§ Data shown

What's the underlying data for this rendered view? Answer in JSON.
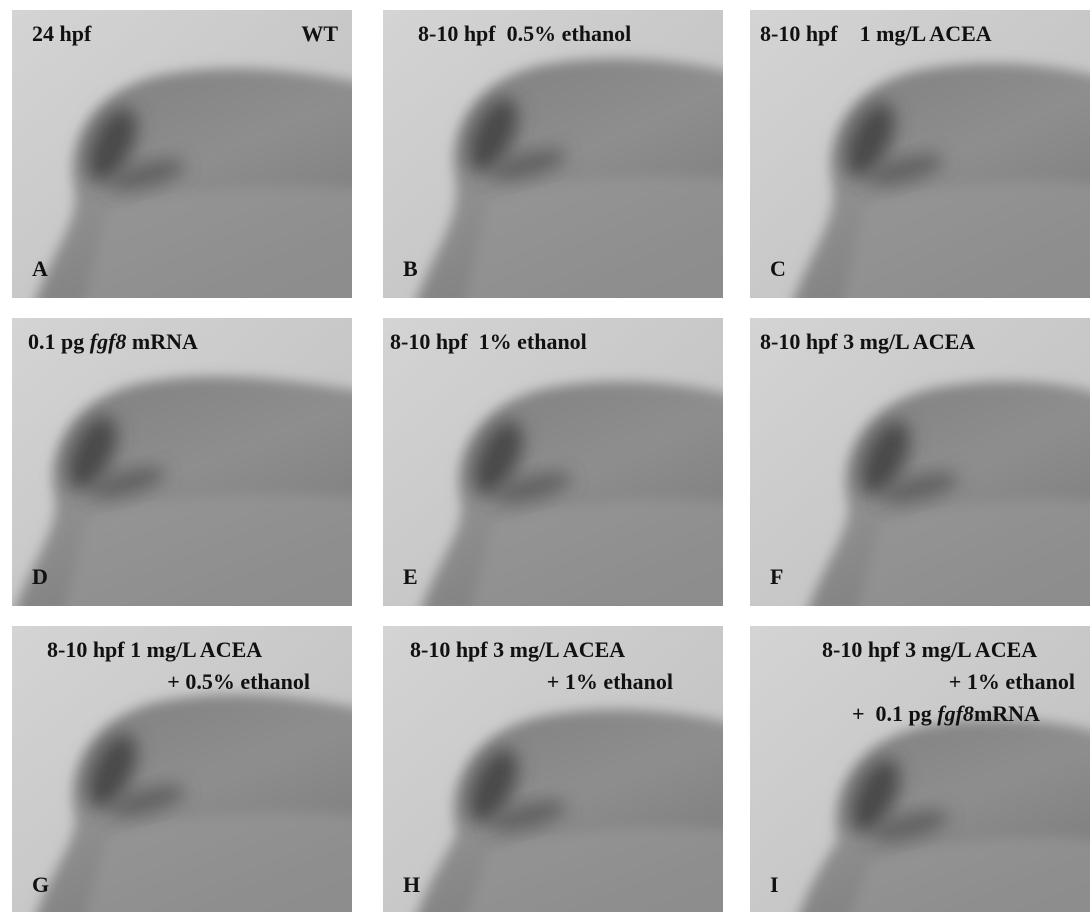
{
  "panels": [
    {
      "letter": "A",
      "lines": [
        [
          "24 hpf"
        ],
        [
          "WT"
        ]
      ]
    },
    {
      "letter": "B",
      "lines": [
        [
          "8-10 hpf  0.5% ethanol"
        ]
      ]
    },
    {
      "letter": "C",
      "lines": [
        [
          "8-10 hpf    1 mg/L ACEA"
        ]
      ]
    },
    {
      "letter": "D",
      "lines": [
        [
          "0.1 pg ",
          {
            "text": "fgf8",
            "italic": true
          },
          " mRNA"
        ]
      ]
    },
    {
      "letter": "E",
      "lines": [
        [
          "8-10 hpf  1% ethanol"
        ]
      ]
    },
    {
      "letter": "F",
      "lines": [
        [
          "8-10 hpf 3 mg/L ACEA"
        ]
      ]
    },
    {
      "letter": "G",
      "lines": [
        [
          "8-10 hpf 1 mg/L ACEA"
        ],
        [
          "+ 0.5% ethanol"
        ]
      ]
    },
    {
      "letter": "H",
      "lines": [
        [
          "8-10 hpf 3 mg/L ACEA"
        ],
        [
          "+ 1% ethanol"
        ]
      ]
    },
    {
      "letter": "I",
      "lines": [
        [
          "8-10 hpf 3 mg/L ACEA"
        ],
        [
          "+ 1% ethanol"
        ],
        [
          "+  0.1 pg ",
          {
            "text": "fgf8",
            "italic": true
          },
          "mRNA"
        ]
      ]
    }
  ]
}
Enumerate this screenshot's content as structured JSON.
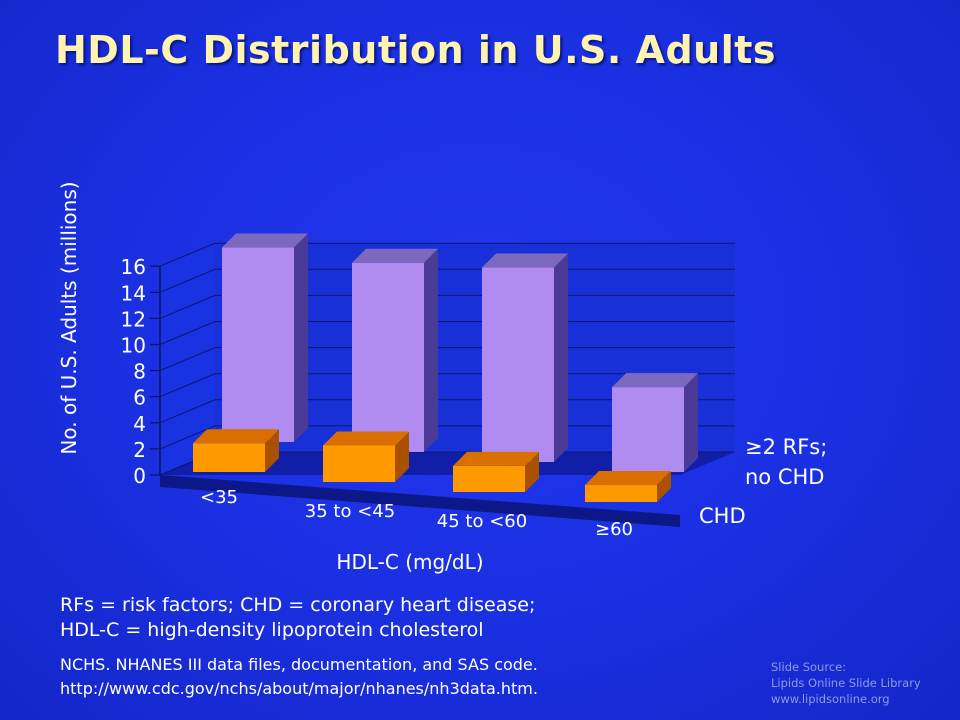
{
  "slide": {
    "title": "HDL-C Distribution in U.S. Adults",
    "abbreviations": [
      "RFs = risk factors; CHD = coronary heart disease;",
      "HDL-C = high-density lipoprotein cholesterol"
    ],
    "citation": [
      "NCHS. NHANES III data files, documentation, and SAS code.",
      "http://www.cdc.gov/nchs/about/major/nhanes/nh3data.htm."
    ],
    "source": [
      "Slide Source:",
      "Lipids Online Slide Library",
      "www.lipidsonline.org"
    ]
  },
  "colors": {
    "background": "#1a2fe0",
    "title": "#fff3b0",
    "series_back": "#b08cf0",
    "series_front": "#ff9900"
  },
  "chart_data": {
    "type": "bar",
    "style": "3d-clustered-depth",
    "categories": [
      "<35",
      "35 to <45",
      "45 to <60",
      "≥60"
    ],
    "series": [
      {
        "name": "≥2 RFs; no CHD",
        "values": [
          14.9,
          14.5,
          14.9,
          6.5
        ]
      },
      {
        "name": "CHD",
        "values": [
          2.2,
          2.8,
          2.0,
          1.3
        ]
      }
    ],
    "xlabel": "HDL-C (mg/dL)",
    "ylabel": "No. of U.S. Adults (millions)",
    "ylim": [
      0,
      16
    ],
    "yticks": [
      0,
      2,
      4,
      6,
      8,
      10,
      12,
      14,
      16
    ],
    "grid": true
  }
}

§ Problem statement
From the first line to the last, give the data again exactly, but without pictures.

§ Answer to this problem
What's the underlying data for this rendered view? Answer in JSON.
{
  "panels": [
    {
      "letter": "A",
      "lines": [
        [
          "24 hpf"
        ],
        [
          "WT"
        ]
      ]
    },
    {
      "letter": "B",
      "lines": [
        [
          "8-10 hpf  0.5% ethanol"
        ]
      ]
    },
    {
      "letter": "C",
      "lines": [
        [
          "8-10 hpf    1 mg/L ACEA"
        ]
      ]
    },
    {
      "letter": "D",
      "lines": [
        [
          "0.1 pg ",
          {
            "text": "fgf8",
            "italic": true
          },
          " mRNA"
        ]
      ]
    },
    {
      "letter": "E",
      "lines": [
        [
          "8-10 hpf  1% ethanol"
        ]
      ]
    },
    {
      "letter": "F",
      "lines": [
        [
          "8-10 hpf 3 mg/L ACEA"
        ]
      ]
    },
    {
      "letter": "G",
      "lines": [
        [
          "8-10 hpf 1 mg/L ACEA"
        ],
        [
          "+ 0.5% ethanol"
        ]
      ]
    },
    {
      "letter": "H",
      "lines": [
        [
          "8-10 hpf 3 mg/L ACEA"
        ],
        [
          "+ 1% ethanol"
        ]
      ]
    },
    {
      "letter": "I",
      "lines": [
        [
          "8-10 hpf 3 mg/L ACEA"
        ],
        [
          "+ 1% ethanol"
        ],
        [
          "+  0.1 pg ",
          {
            "text": "fgf8",
            "italic": true
          },
          "mRNA"
        ]
      ]
    }
  ]
}
Enumerate this screenshot's content as structured JSON.
{
  "slide": {
    "title": "HDL-C Distribution in U.S. Adults",
    "abbreviations": [
      "RFs = risk factors; CHD = coronary heart disease;",
      "HDL-C = high-density lipoprotein cholesterol"
    ],
    "citation": [
      "NCHS. NHANES III data files, documentation, and SAS code.",
      "http://www.cdc.gov/nchs/about/major/nhanes/nh3data.htm."
    ],
    "source": [
      "Slide Source:",
      "Lipids Online Slide Library",
      "www.lipidsonline.org"
    ]
  },
  "colors": {
    "background": "#1a2fe0",
    "title": "#fff3b0",
    "series_back": "#b08cf0",
    "series_front": "#ff9900"
  },
  "chart_data": {
    "type": "bar",
    "style": "3d-clustered-depth",
    "categories": [
      "<35",
      "35 to <45",
      "45 to <60",
      "≥60"
    ],
    "series": [
      {
        "name": "≥2 RFs; no CHD",
        "values": [
          14.9,
          14.5,
          14.9,
          6.5
        ]
      },
      {
        "name": "CHD",
        "values": [
          2.2,
          2.8,
          2.0,
          1.3
        ]
      }
    ],
    "xlabel": "HDL-C (mg/dL)",
    "ylabel": "No. of U.S. Adults (millions)",
    "ylim": [
      0,
      16
    ],
    "yticks": [
      0,
      2,
      4,
      6,
      8,
      10,
      12,
      14,
      16
    ],
    "grid": true
  }
}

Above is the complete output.